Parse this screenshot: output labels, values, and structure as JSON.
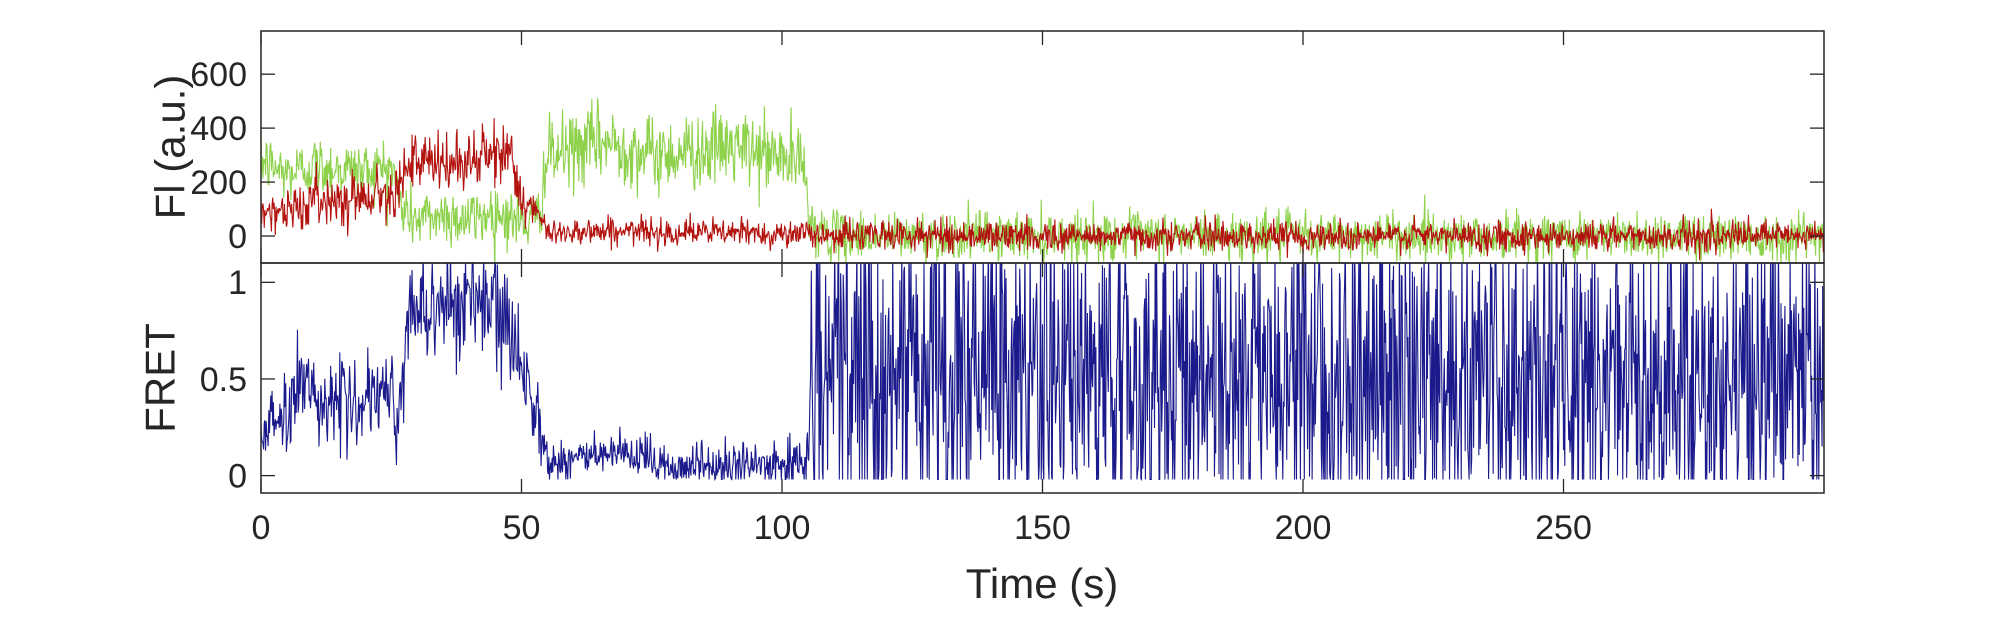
{
  "chart_data": [
    {
      "type": "line",
      "title": "",
      "xlabel": "",
      "ylabel": "Fl (a.u.)",
      "xlim": [
        0,
        300
      ],
      "ylim": [
        -100,
        760
      ],
      "xticks": [
        0,
        50,
        100,
        150,
        200,
        250
      ],
      "yticks": [
        0,
        200,
        400,
        600
      ],
      "ytick_labels": [
        "0",
        "200",
        "400",
        "600"
      ],
      "grid": false,
      "x_tick_labels_shown": false,
      "series": [
        {
          "color": "#8ed24c",
          "description_points": {
            "x": [
              0,
              5,
              10,
              15,
              20,
              25,
              27,
              30,
              35,
              40,
              45,
              50,
              53,
              55,
              60,
              65,
              70,
              75,
              80,
              85,
              90,
              95,
              100,
              104,
              106,
              110,
              150,
              200,
              250,
              300
            ],
            "y": [
              280,
              230,
              260,
              250,
              240,
              260,
              100,
              60,
              80,
              60,
              90,
              50,
              60,
              290,
              320,
              350,
              330,
              300,
              310,
              320,
              330,
              310,
              290,
              270,
              20,
              0,
              0,
              0,
              0,
              0
            ]
          },
          "noise_sd": [
            55,
            55,
            55,
            55,
            55,
            55,
            55,
            55,
            55,
            55,
            55,
            55,
            55,
            70,
            70,
            70,
            70,
            70,
            70,
            70,
            70,
            70,
            70,
            70,
            45,
            45,
            45,
            45,
            45,
            45
          ]
        },
        {
          "color": "#b3130f",
          "description_points": {
            "x": [
              0,
              5,
              10,
              15,
              20,
              25,
              27,
              30,
              35,
              40,
              45,
              48,
              50,
              53,
              55,
              60,
              80,
              100,
              105,
              110,
              150,
              200,
              250,
              300
            ],
            "y": [
              100,
              90,
              130,
              140,
              150,
              160,
              240,
              270,
              260,
              280,
              300,
              320,
              130,
              80,
              10,
              20,
              15,
              10,
              5,
              5,
              0,
              0,
              0,
              0
            ]
          },
          "noise_sd": [
            40,
            40,
            45,
            45,
            45,
            45,
            55,
            55,
            55,
            55,
            55,
            55,
            40,
            35,
            25,
            25,
            25,
            25,
            25,
            28,
            28,
            28,
            28,
            28
          ]
        }
      ]
    },
    {
      "type": "line",
      "title": "",
      "xlabel": "Time (s)",
      "ylabel": "FRET",
      "xlim": [
        0,
        300
      ],
      "ylim": [
        -0.09,
        1.1
      ],
      "xticks": [
        0,
        50,
        100,
        150,
        200,
        250
      ],
      "xtick_labels": [
        "0",
        "50",
        "100",
        "150",
        "200",
        "250"
      ],
      "yticks": [
        0,
        0.5,
        1
      ],
      "ytick_labels": [
        "0",
        "0.5",
        "1"
      ],
      "grid": false,
      "series": [
        {
          "color": "#1a1a8c",
          "description_points": {
            "x": [
              0,
              5,
              8,
              10,
              15,
              20,
              25,
              26,
              28,
              30,
              35,
              40,
              45,
              50,
              53,
              55,
              60,
              70,
              80,
              90,
              100,
              105,
              106,
              150,
              200,
              250,
              300
            ],
            "y": [
              0.25,
              0.3,
              0.55,
              0.4,
              0.4,
              0.35,
              0.45,
              0.2,
              0.8,
              0.85,
              0.9,
              0.9,
              0.85,
              0.6,
              0.35,
              0.05,
              0.1,
              0.1,
              0.05,
              0.05,
              0.05,
              0.1,
              0.5,
              0.5,
              0.5,
              0.5,
              0.5
            ]
          },
          "noise_sd": [
            0.1,
            0.1,
            0.12,
            0.1,
            0.1,
            0.1,
            0.1,
            0.12,
            0.15,
            0.15,
            0.15,
            0.15,
            0.15,
            0.12,
            0.1,
            0.06,
            0.06,
            0.06,
            0.06,
            0.06,
            0.06,
            0.08,
            0.45,
            0.45,
            0.45,
            0.45,
            0.45
          ]
        }
      ]
    }
  ]
}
####
**The request**
Print the listing above in full, exactly as written. Omit any pictures.

**Exercise result**
Parse this screenshot: output labels, values, and structure as JSON.
{
  "chart_data": [
    {
      "type": "line",
      "title": "",
      "xlabel": "",
      "ylabel": "Fl (a.u.)",
      "xlim": [
        0,
        300
      ],
      "ylim": [
        -100,
        760
      ],
      "xticks": [
        0,
        50,
        100,
        150,
        200,
        250
      ],
      "yticks": [
        0,
        200,
        400,
        600
      ],
      "ytick_labels": [
        "0",
        "200",
        "400",
        "600"
      ],
      "grid": false,
      "x_tick_labels_shown": false,
      "series": [
        {
          "color": "#8ed24c",
          "description_points": {
            "x": [
              0,
              5,
              10,
              15,
              20,
              25,
              27,
              30,
              35,
              40,
              45,
              50,
              53,
              55,
              60,
              65,
              70,
              75,
              80,
              85,
              90,
              95,
              100,
              104,
              106,
              110,
              150,
              200,
              250,
              300
            ],
            "y": [
              280,
              230,
              260,
              250,
              240,
              260,
              100,
              60,
              80,
              60,
              90,
              50,
              60,
              290,
              320,
              350,
              330,
              300,
              310,
              320,
              330,
              310,
              290,
              270,
              20,
              0,
              0,
              0,
              0,
              0
            ]
          },
          "noise_sd": [
            55,
            55,
            55,
            55,
            55,
            55,
            55,
            55,
            55,
            55,
            55,
            55,
            55,
            70,
            70,
            70,
            70,
            70,
            70,
            70,
            70,
            70,
            70,
            70,
            45,
            45,
            45,
            45,
            45,
            45
          ]
        },
        {
          "color": "#b3130f",
          "description_points": {
            "x": [
              0,
              5,
              10,
              15,
              20,
              25,
              27,
              30,
              35,
              40,
              45,
              48,
              50,
              53,
              55,
              60,
              80,
              100,
              105,
              110,
              150,
              200,
              250,
              300
            ],
            "y": [
              100,
              90,
              130,
              140,
              150,
              160,
              240,
              270,
              260,
              280,
              300,
              320,
              130,
              80,
              10,
              20,
              15,
              10,
              5,
              5,
              0,
              0,
              0,
              0
            ]
          },
          "noise_sd": [
            40,
            40,
            45,
            45,
            45,
            45,
            55,
            55,
            55,
            55,
            55,
            55,
            40,
            35,
            25,
            25,
            25,
            25,
            25,
            28,
            28,
            28,
            28,
            28
          ]
        }
      ]
    },
    {
      "type": "line",
      "title": "",
      "xlabel": "Time (s)",
      "ylabel": "FRET",
      "xlim": [
        0,
        300
      ],
      "ylim": [
        -0.09,
        1.1
      ],
      "xticks": [
        0,
        50,
        100,
        150,
        200,
        250
      ],
      "xtick_labels": [
        "0",
        "50",
        "100",
        "150",
        "200",
        "250"
      ],
      "yticks": [
        0,
        0.5,
        1
      ],
      "ytick_labels": [
        "0",
        "0.5",
        "1"
      ],
      "grid": false,
      "series": [
        {
          "color": "#1a1a8c",
          "description_points": {
            "x": [
              0,
              5,
              8,
              10,
              15,
              20,
              25,
              26,
              28,
              30,
              35,
              40,
              45,
              50,
              53,
              55,
              60,
              70,
              80,
              90,
              100,
              105,
              106,
              150,
              200,
              250,
              300
            ],
            "y": [
              0.25,
              0.3,
              0.55,
              0.4,
              0.4,
              0.35,
              0.45,
              0.2,
              0.8,
              0.85,
              0.9,
              0.9,
              0.85,
              0.6,
              0.35,
              0.05,
              0.1,
              0.1,
              0.05,
              0.05,
              0.05,
              0.1,
              0.5,
              0.5,
              0.5,
              0.5,
              0.5
            ]
          },
          "noise_sd": [
            0.1,
            0.1,
            0.12,
            0.1,
            0.1,
            0.1,
            0.1,
            0.12,
            0.15,
            0.15,
            0.15,
            0.15,
            0.15,
            0.12,
            0.1,
            0.06,
            0.06,
            0.06,
            0.06,
            0.06,
            0.06,
            0.08,
            0.45,
            0.45,
            0.45,
            0.45,
            0.45
          ]
        }
      ]
    }
  ]
}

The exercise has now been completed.